» **Work to do**: Keep only those lines of the records that include the string "정부혁신".
· · · · ·
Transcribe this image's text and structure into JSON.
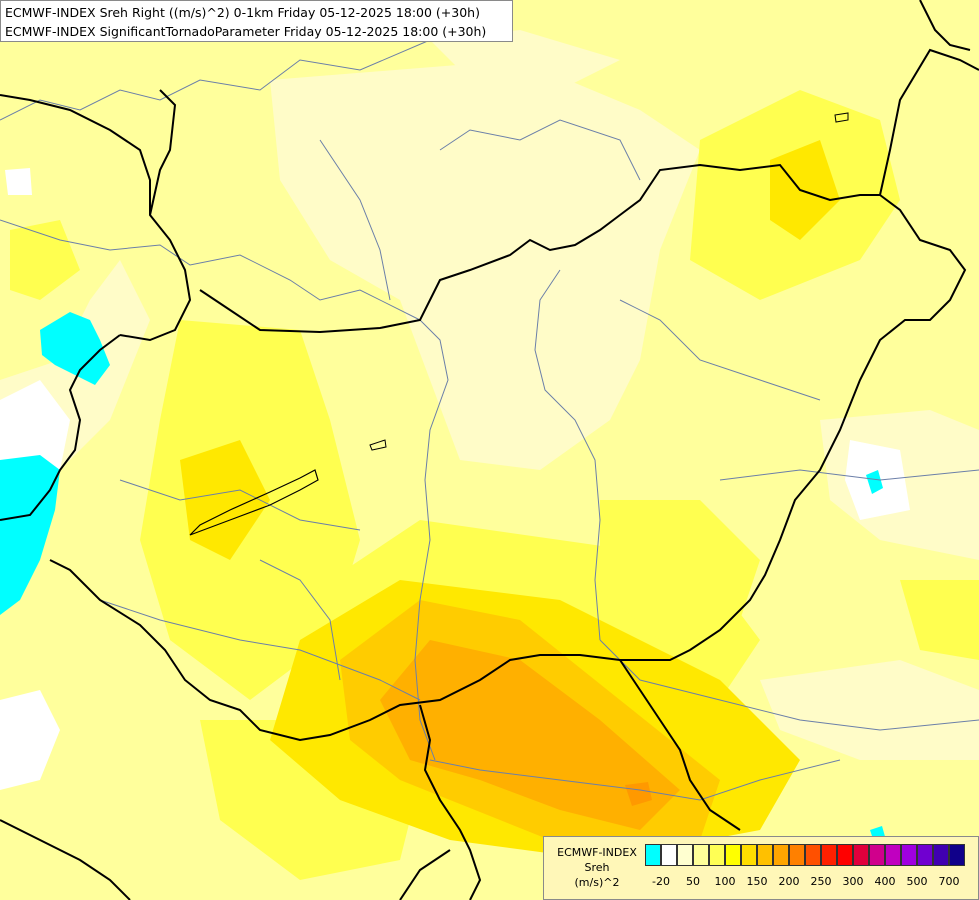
{
  "titles": {
    "line1": "ECMWF-INDEX Sreh Right ((m/s)^2) 0-1km Friday 05-12-2025 18:00 (+30h)",
    "line2": "ECMWF-INDEX SignificantTornadoParameter Friday 05-12-2025 18:00 (+30h)"
  },
  "legend": {
    "name_line1": "ECMWF-INDEX",
    "name_line2": "Sreh",
    "name_line3": "(m/s)^2",
    "colors": [
      "#00ffff",
      "#ffffff",
      "#ffffd0",
      "#ffff99",
      "#ffff55",
      "#ffff00",
      "#ffdd00",
      "#ffc000",
      "#ffa500",
      "#ff8000",
      "#ff5000",
      "#ff2000",
      "#ff0000",
      "#e0003c",
      "#d0008c",
      "#c000c0",
      "#a000e0",
      "#7000d0",
      "#4000b0",
      "#10008a"
    ],
    "ticks": [
      "-20",
      "50",
      "100",
      "150",
      "200",
      "250",
      "300",
      "400",
      "500",
      "700"
    ]
  },
  "map_colors": {
    "lightest": "#fffcc8",
    "light": "#ffff9c",
    "medium": "#ffff50",
    "strong": "#ffe800",
    "orange_light": "#ffcc00",
    "orange": "#ffb000",
    "orange_dark": "#ff9900",
    "negative": "#00ffff",
    "white": "#ffffff"
  }
}
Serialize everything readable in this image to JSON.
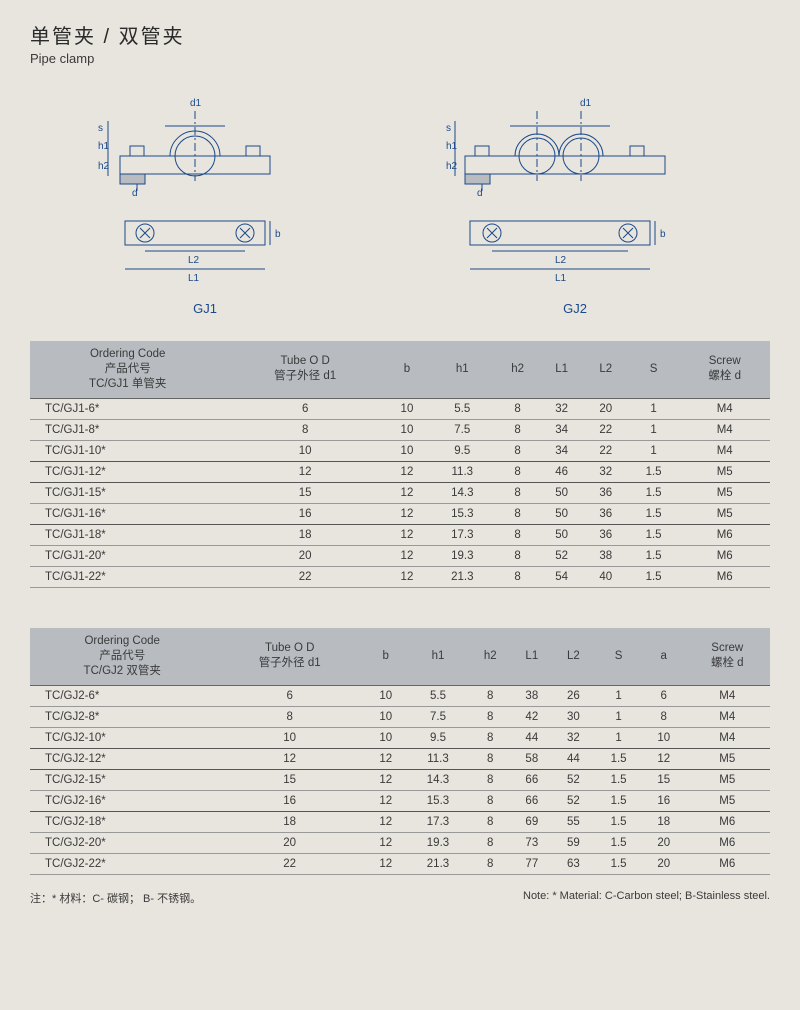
{
  "header": {
    "title_cn": "单管夹 / 双管夹",
    "title_en": "Pipe clamp"
  },
  "diagrams": {
    "stroke": "#1a4a8a",
    "label1": "GJ1",
    "label2": "GJ2",
    "dims": {
      "d1": "d1",
      "s": "s",
      "h1": "h1",
      "h2": "h2",
      "d": "d",
      "b": "b",
      "L1": "L1",
      "L2": "L2"
    }
  },
  "table1": {
    "headers": {
      "code": [
        "Ordering Code",
        "产品代号",
        "TC/GJ1 单管夹"
      ],
      "tube": [
        "Tube O D",
        "管子外径 d1"
      ],
      "b": "b",
      "h1": "h1",
      "h2": "h2",
      "L1": "L1",
      "L2": "L2",
      "S": "S",
      "screw": [
        "Screw",
        "螺栓 d"
      ]
    },
    "rows": [
      [
        "TC/GJ1-6*",
        "6",
        "10",
        "5.5",
        "8",
        "32",
        "20",
        "1",
        "M4"
      ],
      [
        "TC/GJ1-8*",
        "8",
        "10",
        "7.5",
        "8",
        "34",
        "22",
        "1",
        "M4"
      ],
      [
        "TC/GJ1-10*",
        "10",
        "10",
        "9.5",
        "8",
        "34",
        "22",
        "1",
        "M4"
      ],
      [
        "TC/GJ1-12*",
        "12",
        "12",
        "11.3",
        "8",
        "46",
        "32",
        "1.5",
        "M5"
      ],
      [
        "TC/GJ1-15*",
        "15",
        "12",
        "14.3",
        "8",
        "50",
        "36",
        "1.5",
        "M5"
      ],
      [
        "TC/GJ1-16*",
        "16",
        "12",
        "15.3",
        "8",
        "50",
        "36",
        "1.5",
        "M5"
      ],
      [
        "TC/GJ1-18*",
        "18",
        "12",
        "17.3",
        "8",
        "50",
        "36",
        "1.5",
        "M6"
      ],
      [
        "TC/GJ1-20*",
        "20",
        "12",
        "19.3",
        "8",
        "52",
        "38",
        "1.5",
        "M6"
      ],
      [
        "TC/GJ1-22*",
        "22",
        "12",
        "21.3",
        "8",
        "54",
        "40",
        "1.5",
        "M6"
      ]
    ],
    "group_ends": [
      2,
      3,
      5
    ]
  },
  "table2": {
    "headers": {
      "code": [
        "Ordering Code",
        "产品代号",
        "TC/GJ2 双管夹"
      ],
      "tube": [
        "Tube O D",
        "管子外径 d1"
      ],
      "b": "b",
      "h1": "h1",
      "h2": "h2",
      "L1": "L1",
      "L2": "L2",
      "S": "S",
      "a": "a",
      "screw": [
        "Screw",
        "螺栓 d"
      ]
    },
    "rows": [
      [
        "TC/GJ2-6*",
        "6",
        "10",
        "5.5",
        "8",
        "38",
        "26",
        "1",
        "6",
        "M4"
      ],
      [
        "TC/GJ2-8*",
        "8",
        "10",
        "7.5",
        "8",
        "42",
        "30",
        "1",
        "8",
        "M4"
      ],
      [
        "TC/GJ2-10*",
        "10",
        "10",
        "9.5",
        "8",
        "44",
        "32",
        "1",
        "10",
        "M4"
      ],
      [
        "TC/GJ2-12*",
        "12",
        "12",
        "11.3",
        "8",
        "58",
        "44",
        "1.5",
        "12",
        "M5"
      ],
      [
        "TC/GJ2-15*",
        "15",
        "12",
        "14.3",
        "8",
        "66",
        "52",
        "1.5",
        "15",
        "M5"
      ],
      [
        "TC/GJ2-16*",
        "16",
        "12",
        "15.3",
        "8",
        "66",
        "52",
        "1.5",
        "16",
        "M5"
      ],
      [
        "TC/GJ2-18*",
        "18",
        "12",
        "17.3",
        "8",
        "69",
        "55",
        "1.5",
        "18",
        "M6"
      ],
      [
        "TC/GJ2-20*",
        "20",
        "12",
        "19.3",
        "8",
        "73",
        "59",
        "1.5",
        "20",
        "M6"
      ],
      [
        "TC/GJ2-22*",
        "22",
        "12",
        "21.3",
        "8",
        "77",
        "63",
        "1.5",
        "20",
        "M6"
      ]
    ],
    "group_ends": [
      2,
      3,
      5
    ]
  },
  "notes": {
    "cn": "注：* 材料：C- 碳钢；  B- 不锈钢。",
    "en": "Note:  * Material: C-Carbon steel; B-Stainless steel."
  }
}
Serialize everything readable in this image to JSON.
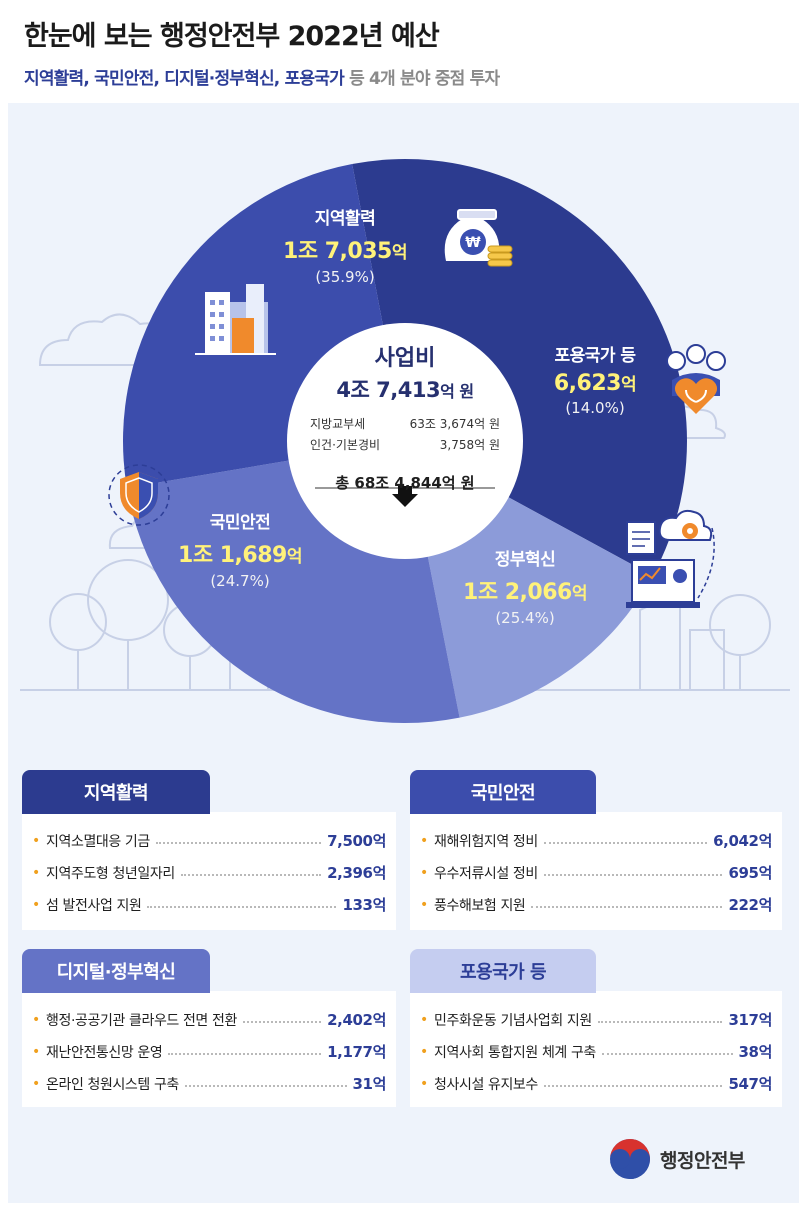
{
  "header": {
    "title": "한눈에 보는 행정안전부 2022년 예산",
    "subtitle_highlight": "지역활력, 국민안전, 디지털·정부혁신, 포용국가",
    "subtitle_rest": " 등 4개 분야 중점 투자"
  },
  "center": {
    "title": "사업비",
    "total_number": "4조 7,413",
    "total_unit": "억 원",
    "line1_label": "지방교부세",
    "line1_value": "63조 3,674억 원",
    "line2_label": "인건·기본경비",
    "line2_value": "3,758억 원",
    "sum": "총 68조 4,844억 원"
  },
  "segments": [
    {
      "key": "jiyeok",
      "name": "지역활력",
      "amount_number": "1조 7,035",
      "amount_unit": "억",
      "pct": "(35.9%)"
    },
    {
      "key": "poyong",
      "name": "포용국가 등",
      "amount_number": "6,623",
      "amount_unit": "억",
      "pct": "(14.0%)"
    },
    {
      "key": "jeongbu",
      "name": "정부혁신",
      "amount_number": "1조 2,066",
      "amount_unit": "억",
      "pct": "(25.4%)"
    },
    {
      "key": "gukmin",
      "name": "국민안전",
      "amount_number": "1조 1,689",
      "amount_unit": "억",
      "pct": "(24.7%)"
    }
  ],
  "colors": {
    "jiyeok": "#2c3b8f",
    "poyong": "#8c9bd9",
    "jeongbu": "#6473c6",
    "gukmin": "#3c4dac",
    "navy": "#2d3e97",
    "lavender": "#c5cdf0",
    "bullet": "#f0a01e"
  },
  "chart_data": {
    "type": "pie",
    "title": "사업비 4조 7,413억 원",
    "categories": [
      "지역활력",
      "포용국가 등",
      "정부혁신",
      "국민안전"
    ],
    "values": [
      17035,
      6623,
      12066,
      11689
    ],
    "value_unit": "억",
    "percentages": [
      35.9,
      14.0,
      25.4,
      24.7
    ]
  },
  "boxes": {
    "jiyeok": {
      "title": "지역활력",
      "items": [
        {
          "label": "지역소멸대응 기금",
          "value": "7,500억"
        },
        {
          "label": "지역주도형 청년일자리",
          "value": "2,396억"
        },
        {
          "label": "섬 발전사업 지원",
          "value": "133억"
        }
      ]
    },
    "gukmin": {
      "title": "국민안전",
      "items": [
        {
          "label": "재해위험지역 정비",
          "value": "6,042억"
        },
        {
          "label": "우수저류시설 정비",
          "value": "695억"
        },
        {
          "label": "풍수해보험 지원",
          "value": "222억"
        }
      ]
    },
    "digital": {
      "title": "디지털·정부혁신",
      "items": [
        {
          "label": "행정·공공기관 클라우드 전면 전환",
          "value": "2,402억"
        },
        {
          "label": "재난안전통신망 운영",
          "value": "1,177억"
        },
        {
          "label": "온라인 청원시스템 구축",
          "value": "31억"
        }
      ]
    },
    "poyong": {
      "title": "포용국가 등",
      "items": [
        {
          "label": "민주화운동 기념사업회 지원",
          "value": "317억"
        },
        {
          "label": "지역사회 통합지원 체계 구축",
          "value": "38억"
        },
        {
          "label": "청사시설 유지보수",
          "value": "547억"
        }
      ]
    }
  },
  "logo": {
    "text": "행정안전부"
  }
}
· · · · ·
» **Answer to the problem**:
    "subtitle_highlight": "지역활력, 국민안전, 디지털·정부혁신, 포용국가",
      "name": "정부혁신",
      "정부혁신",
      "title": "디지털·정부혁신",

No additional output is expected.